>> Begin EXERCISE MATERIALS
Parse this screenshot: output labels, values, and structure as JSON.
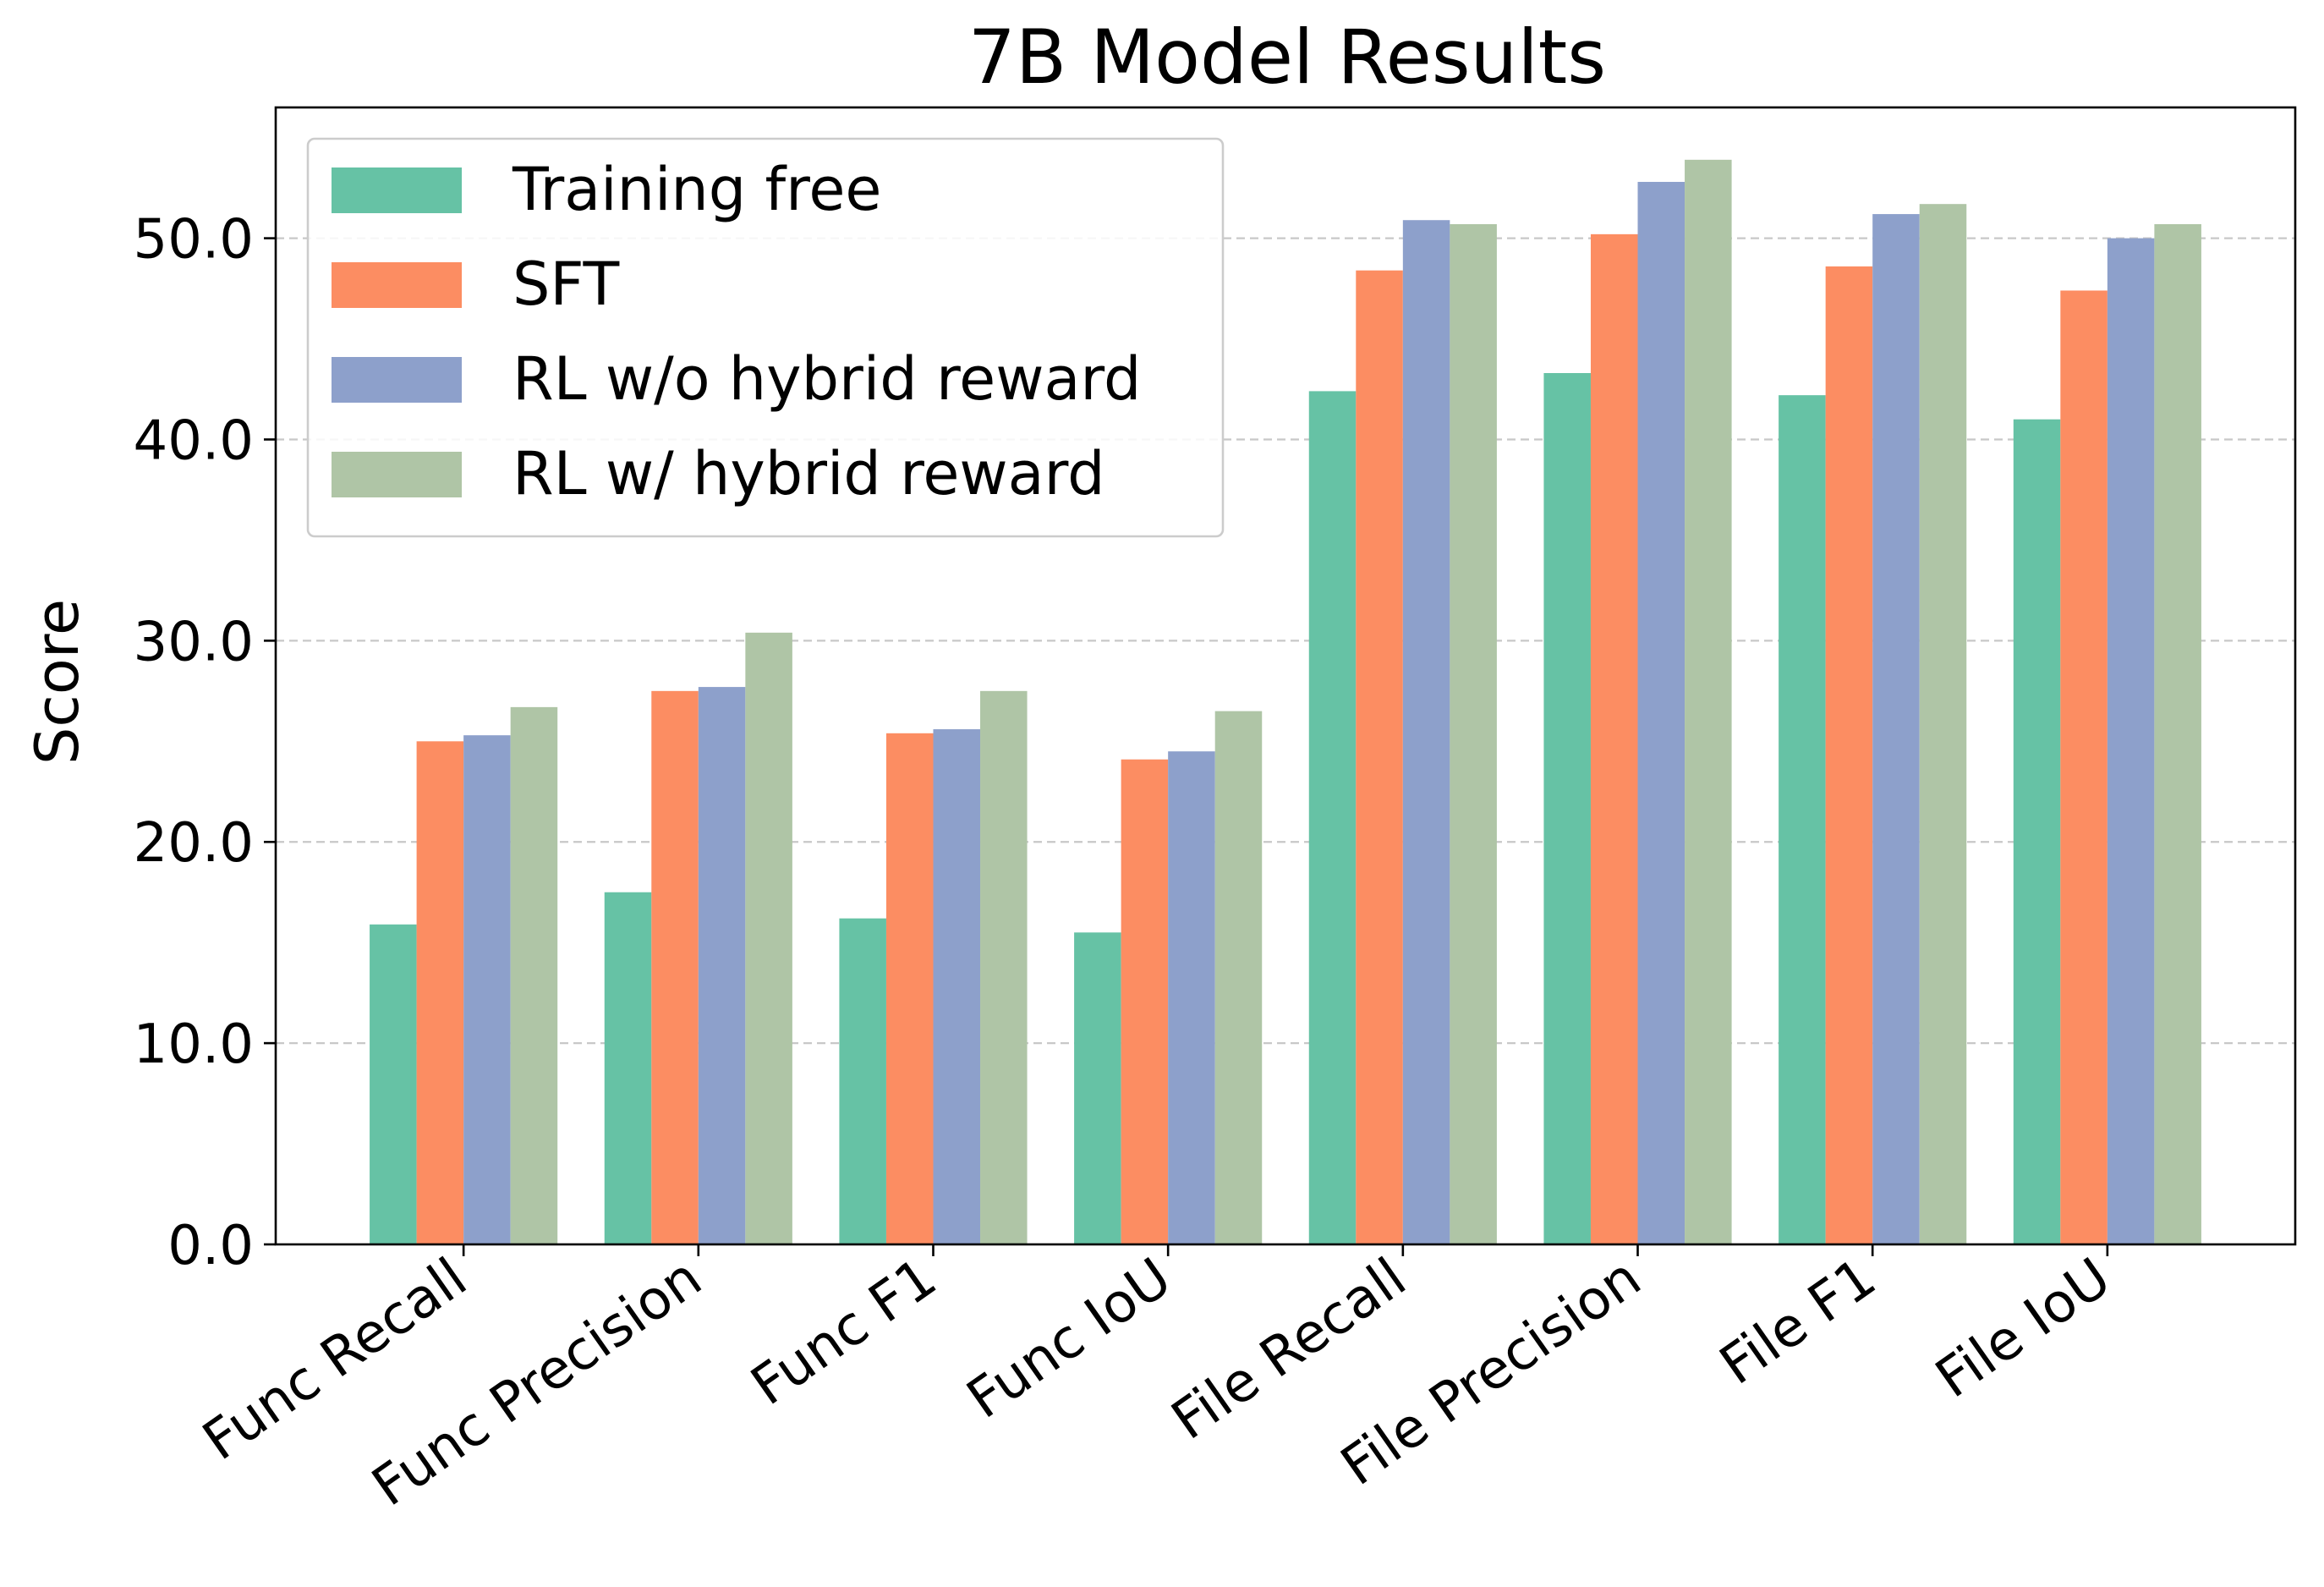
{
  "chart_data": {
    "type": "bar",
    "title": "7B Model Results",
    "xlabel": "",
    "ylabel": "Score",
    "ylim": [
      0,
      56.5
    ],
    "yticks": [
      "0.0",
      "10.0",
      "20.0",
      "30.0",
      "40.0",
      "50.0"
    ],
    "ytick_values": [
      0,
      10,
      20,
      30,
      40,
      50
    ],
    "grid": "horizontal dashed",
    "legend_position": "top-left",
    "categories": [
      "Func Recall",
      "Func Precision",
      "Func F1",
      "Func IoU",
      "File Recall",
      "File Precision",
      "File F1",
      "File IoU"
    ],
    "series": [
      {
        "name": "Training free",
        "color": "#66c2a5",
        "values": [
          15.9,
          17.5,
          16.2,
          15.5,
          42.4,
          43.3,
          42.2,
          41.0
        ]
      },
      {
        "name": "SFT",
        "color": "#fc8d62",
        "values": [
          25.0,
          27.5,
          25.4,
          24.1,
          48.4,
          50.2,
          48.6,
          47.4
        ]
      },
      {
        "name": "RL w/o hybrid reward",
        "color": "#8da0cb",
        "values": [
          25.3,
          27.7,
          25.6,
          24.5,
          50.9,
          52.8,
          51.2,
          50.0
        ]
      },
      {
        "name": "RL w/ hybrid reward",
        "color": "#afc5a6",
        "values": [
          26.7,
          30.4,
          27.5,
          26.5,
          50.7,
          53.9,
          51.7,
          50.7
        ]
      }
    ]
  }
}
>> End EXERCISE MATERIALS
▶ _EXERCISE_: Transcribe the records above exactly, omitting every picture they contain.

▶ _RESULT FOR THIS TASK_:
Parse this screenshot: output labels, values, and structure as JSON.
{
  "chart_data": {
    "type": "bar",
    "title": "7B Model Results",
    "xlabel": "",
    "ylabel": "Score",
    "ylim": [
      0,
      56.5
    ],
    "yticks": [
      "0.0",
      "10.0",
      "20.0",
      "30.0",
      "40.0",
      "50.0"
    ],
    "ytick_values": [
      0,
      10,
      20,
      30,
      40,
      50
    ],
    "grid": "horizontal dashed",
    "legend_position": "top-left",
    "categories": [
      "Func Recall",
      "Func Precision",
      "Func F1",
      "Func IoU",
      "File Recall",
      "File Precision",
      "File F1",
      "File IoU"
    ],
    "series": [
      {
        "name": "Training free",
        "color": "#66c2a5",
        "values": [
          15.9,
          17.5,
          16.2,
          15.5,
          42.4,
          43.3,
          42.2,
          41.0
        ]
      },
      {
        "name": "SFT",
        "color": "#fc8d62",
        "values": [
          25.0,
          27.5,
          25.4,
          24.1,
          48.4,
          50.2,
          48.6,
          47.4
        ]
      },
      {
        "name": "RL w/o hybrid reward",
        "color": "#8da0cb",
        "values": [
          25.3,
          27.7,
          25.6,
          24.5,
          50.9,
          52.8,
          51.2,
          50.0
        ]
      },
      {
        "name": "RL w/ hybrid reward",
        "color": "#afc5a6",
        "values": [
          26.7,
          30.4,
          27.5,
          26.5,
          50.7,
          53.9,
          51.7,
          50.7
        ]
      }
    ]
  }
}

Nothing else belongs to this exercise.